(Exercise description)
Transcribe every line of these entries without altering anything.

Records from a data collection

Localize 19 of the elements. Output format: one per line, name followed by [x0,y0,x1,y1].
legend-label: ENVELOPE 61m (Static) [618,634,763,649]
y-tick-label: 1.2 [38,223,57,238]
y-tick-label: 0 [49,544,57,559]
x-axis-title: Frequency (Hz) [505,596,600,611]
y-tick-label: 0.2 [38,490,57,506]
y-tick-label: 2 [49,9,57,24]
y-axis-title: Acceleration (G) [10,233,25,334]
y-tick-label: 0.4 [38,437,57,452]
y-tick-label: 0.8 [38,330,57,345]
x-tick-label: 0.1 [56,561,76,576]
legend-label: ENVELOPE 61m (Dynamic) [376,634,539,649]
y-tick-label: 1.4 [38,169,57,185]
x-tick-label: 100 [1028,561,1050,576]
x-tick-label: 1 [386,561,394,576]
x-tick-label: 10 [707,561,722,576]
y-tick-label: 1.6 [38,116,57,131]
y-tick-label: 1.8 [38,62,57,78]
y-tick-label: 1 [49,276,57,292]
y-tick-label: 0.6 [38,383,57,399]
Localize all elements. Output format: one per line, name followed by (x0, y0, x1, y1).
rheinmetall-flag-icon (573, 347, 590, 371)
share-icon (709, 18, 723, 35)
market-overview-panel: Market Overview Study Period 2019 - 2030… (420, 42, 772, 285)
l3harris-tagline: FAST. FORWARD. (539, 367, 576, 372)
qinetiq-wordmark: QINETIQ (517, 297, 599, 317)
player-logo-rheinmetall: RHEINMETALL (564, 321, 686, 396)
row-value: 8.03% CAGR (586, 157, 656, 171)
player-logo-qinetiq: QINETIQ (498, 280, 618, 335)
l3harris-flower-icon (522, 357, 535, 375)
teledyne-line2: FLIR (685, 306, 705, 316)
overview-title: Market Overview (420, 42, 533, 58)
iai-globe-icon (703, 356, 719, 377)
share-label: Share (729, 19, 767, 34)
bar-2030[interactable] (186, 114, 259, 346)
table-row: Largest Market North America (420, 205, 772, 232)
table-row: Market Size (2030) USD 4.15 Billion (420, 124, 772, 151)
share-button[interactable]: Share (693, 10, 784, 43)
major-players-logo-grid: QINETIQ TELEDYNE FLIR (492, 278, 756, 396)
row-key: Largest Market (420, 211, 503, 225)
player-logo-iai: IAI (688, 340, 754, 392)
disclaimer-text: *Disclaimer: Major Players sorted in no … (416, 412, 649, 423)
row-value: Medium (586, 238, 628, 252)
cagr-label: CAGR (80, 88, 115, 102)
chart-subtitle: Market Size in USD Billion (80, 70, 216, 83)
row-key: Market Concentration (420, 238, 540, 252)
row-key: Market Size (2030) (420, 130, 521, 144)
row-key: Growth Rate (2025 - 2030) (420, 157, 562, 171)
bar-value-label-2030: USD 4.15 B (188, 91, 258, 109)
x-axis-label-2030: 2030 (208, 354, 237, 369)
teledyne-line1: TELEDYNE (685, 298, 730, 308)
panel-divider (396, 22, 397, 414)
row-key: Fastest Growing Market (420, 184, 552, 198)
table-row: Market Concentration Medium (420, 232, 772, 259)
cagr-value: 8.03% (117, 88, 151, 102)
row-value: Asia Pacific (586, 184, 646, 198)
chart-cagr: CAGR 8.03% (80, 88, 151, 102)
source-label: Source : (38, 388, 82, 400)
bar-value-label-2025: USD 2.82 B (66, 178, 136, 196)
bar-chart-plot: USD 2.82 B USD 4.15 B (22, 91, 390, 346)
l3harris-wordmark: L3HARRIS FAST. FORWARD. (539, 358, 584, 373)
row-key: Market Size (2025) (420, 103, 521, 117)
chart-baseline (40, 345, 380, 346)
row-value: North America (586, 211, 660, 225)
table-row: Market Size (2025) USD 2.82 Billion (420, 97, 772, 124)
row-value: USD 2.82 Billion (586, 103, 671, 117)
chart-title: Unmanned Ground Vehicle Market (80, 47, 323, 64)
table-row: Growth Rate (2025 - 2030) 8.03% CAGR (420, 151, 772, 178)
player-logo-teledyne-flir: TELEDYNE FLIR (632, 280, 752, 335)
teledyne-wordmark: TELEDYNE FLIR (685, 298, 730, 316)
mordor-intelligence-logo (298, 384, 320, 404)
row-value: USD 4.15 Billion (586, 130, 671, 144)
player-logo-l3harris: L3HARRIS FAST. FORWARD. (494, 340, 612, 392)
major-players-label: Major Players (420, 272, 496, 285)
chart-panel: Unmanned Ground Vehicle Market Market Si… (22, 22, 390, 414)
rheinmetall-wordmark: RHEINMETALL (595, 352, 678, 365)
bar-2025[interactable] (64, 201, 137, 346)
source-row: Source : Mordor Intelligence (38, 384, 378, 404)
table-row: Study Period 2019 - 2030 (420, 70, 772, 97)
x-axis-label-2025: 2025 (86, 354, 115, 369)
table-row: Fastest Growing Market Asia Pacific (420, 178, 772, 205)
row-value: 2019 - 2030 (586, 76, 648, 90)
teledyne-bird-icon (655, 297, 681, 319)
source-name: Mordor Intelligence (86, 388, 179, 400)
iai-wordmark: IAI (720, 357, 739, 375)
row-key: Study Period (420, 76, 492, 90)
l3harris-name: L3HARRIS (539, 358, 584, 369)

(Correct answer)
Localize 19 of the elements. Output format: one per line, name followed by [x0,y0,x1,y1].
legend-label: ENVELOPE 61m (Static) [618,634,763,649]
y-tick-label: 1.2 [38,223,57,238]
y-tick-label: 0 [49,544,57,559]
x-axis-title: Frequency (Hz) [505,596,600,611]
y-tick-label: 0.2 [38,490,57,506]
y-tick-label: 2 [49,9,57,24]
y-axis-title: Acceleration (G) [10,233,25,334]
y-tick-label: 0.4 [38,437,57,452]
y-tick-label: 0.8 [38,330,57,345]
x-tick-label: 0.1 [56,561,76,576]
legend-label: ENVELOPE 61m (Dynamic) [376,634,539,649]
y-tick-label: 1.4 [38,169,57,185]
x-tick-label: 100 [1028,561,1050,576]
x-tick-label: 1 [386,561,394,576]
x-tick-label: 10 [707,561,722,576]
y-tick-label: 1.6 [38,116,57,131]
y-tick-label: 1.8 [38,62,57,78]
y-tick-label: 1 [49,276,57,292]
y-tick-label: 0.6 [38,383,57,399]
Localize all elements. Output format: one per line, name followed by (x0, y0, x1, y1).
rheinmetall-flag-icon (573, 347, 590, 371)
share-icon (709, 18, 723, 35)
market-overview-panel: Market Overview Study Period 2019 - 2030… (420, 42, 772, 285)
l3harris-tagline: FAST. FORWARD. (539, 367, 576, 372)
qinetiq-wordmark: QINETIQ (517, 297, 599, 317)
player-logo-rheinmetall: RHEINMETALL (564, 321, 686, 396)
row-value: 8.03% CAGR (586, 157, 656, 171)
player-logo-qinetiq: QINETIQ (498, 280, 618, 335)
l3harris-flower-icon (522, 357, 535, 375)
teledyne-line2: FLIR (685, 306, 705, 316)
overview-title: Market Overview (420, 42, 533, 58)
iai-globe-icon (703, 356, 719, 377)
share-label: Share (729, 19, 767, 34)
bar-2030[interactable] (186, 114, 259, 346)
table-row: Largest Market North America (420, 205, 772, 232)
table-row: Market Size (2030) USD 4.15 Billion (420, 124, 772, 151)
share-button[interactable]: Share (693, 10, 784, 43)
major-players-logo-grid: QINETIQ TELEDYNE FLIR (492, 278, 756, 396)
row-key: Largest Market (420, 211, 503, 225)
player-logo-iai: IAI (688, 340, 754, 392)
disclaimer-text: *Disclaimer: Major Players sorted in no … (416, 412, 649, 423)
row-value: Medium (586, 238, 628, 252)
cagr-label: CAGR (80, 88, 115, 102)
chart-subtitle: Market Size in USD Billion (80, 70, 216, 83)
row-key: Market Concentration (420, 238, 540, 252)
row-key: Market Size (2030) (420, 130, 521, 144)
row-key: Growth Rate (2025 - 2030) (420, 157, 562, 171)
bar-value-label-2030: USD 4.15 B (188, 91, 258, 109)
x-axis-label-2030: 2030 (208, 354, 237, 369)
teledyne-line1: TELEDYNE (685, 298, 730, 308)
panel-divider (396, 22, 397, 414)
row-key: Fastest Growing Market (420, 184, 552, 198)
table-row: Market Concentration Medium (420, 232, 772, 259)
cagr-value: 8.03% (117, 88, 151, 102)
row-value: Asia Pacific (586, 184, 646, 198)
chart-cagr: CAGR 8.03% (80, 88, 151, 102)
source-label: Source : (38, 388, 82, 400)
bar-value-label-2025: USD 2.82 B (66, 178, 136, 196)
bar-chart-plot: USD 2.82 B USD 4.15 B (22, 91, 390, 346)
l3harris-wordmark: L3HARRIS FAST. FORWARD. (539, 358, 584, 373)
row-key: Market Size (2025) (420, 103, 521, 117)
chart-baseline (40, 345, 380, 346)
row-value: North America (586, 211, 660, 225)
table-row: Market Size (2025) USD 2.82 Billion (420, 97, 772, 124)
row-value: USD 2.82 Billion (586, 103, 671, 117)
chart-title: Unmanned Ground Vehicle Market (80, 47, 323, 64)
table-row: Growth Rate (2025 - 2030) 8.03% CAGR (420, 151, 772, 178)
player-logo-teledyne-flir: TELEDYNE FLIR (632, 280, 752, 335)
teledyne-wordmark: TELEDYNE FLIR (685, 298, 730, 316)
mordor-intelligence-logo (298, 384, 320, 404)
row-value: USD 4.15 Billion (586, 130, 671, 144)
player-logo-l3harris: L3HARRIS FAST. FORWARD. (494, 340, 612, 392)
major-players-label: Major Players (420, 272, 496, 285)
chart-panel: Unmanned Ground Vehicle Market Market Si… (22, 22, 390, 414)
rheinmetall-wordmark: RHEINMETALL (595, 352, 678, 365)
bar-2025[interactable] (64, 201, 137, 346)
source-row: Source : Mordor Intelligence (38, 384, 378, 404)
table-row: Study Period 2019 - 2030 (420, 70, 772, 97)
x-axis-label-2025: 2025 (86, 354, 115, 369)
table-row: Fastest Growing Market Asia Pacific (420, 178, 772, 205)
row-value: 2019 - 2030 (586, 76, 648, 90)
teledyne-bird-icon (655, 297, 681, 319)
source-name: Mordor Intelligence (86, 388, 179, 400)
iai-wordmark: IAI (720, 357, 739, 375)
row-key: Study Period (420, 76, 492, 90)
l3harris-name: L3HARRIS (539, 358, 584, 369)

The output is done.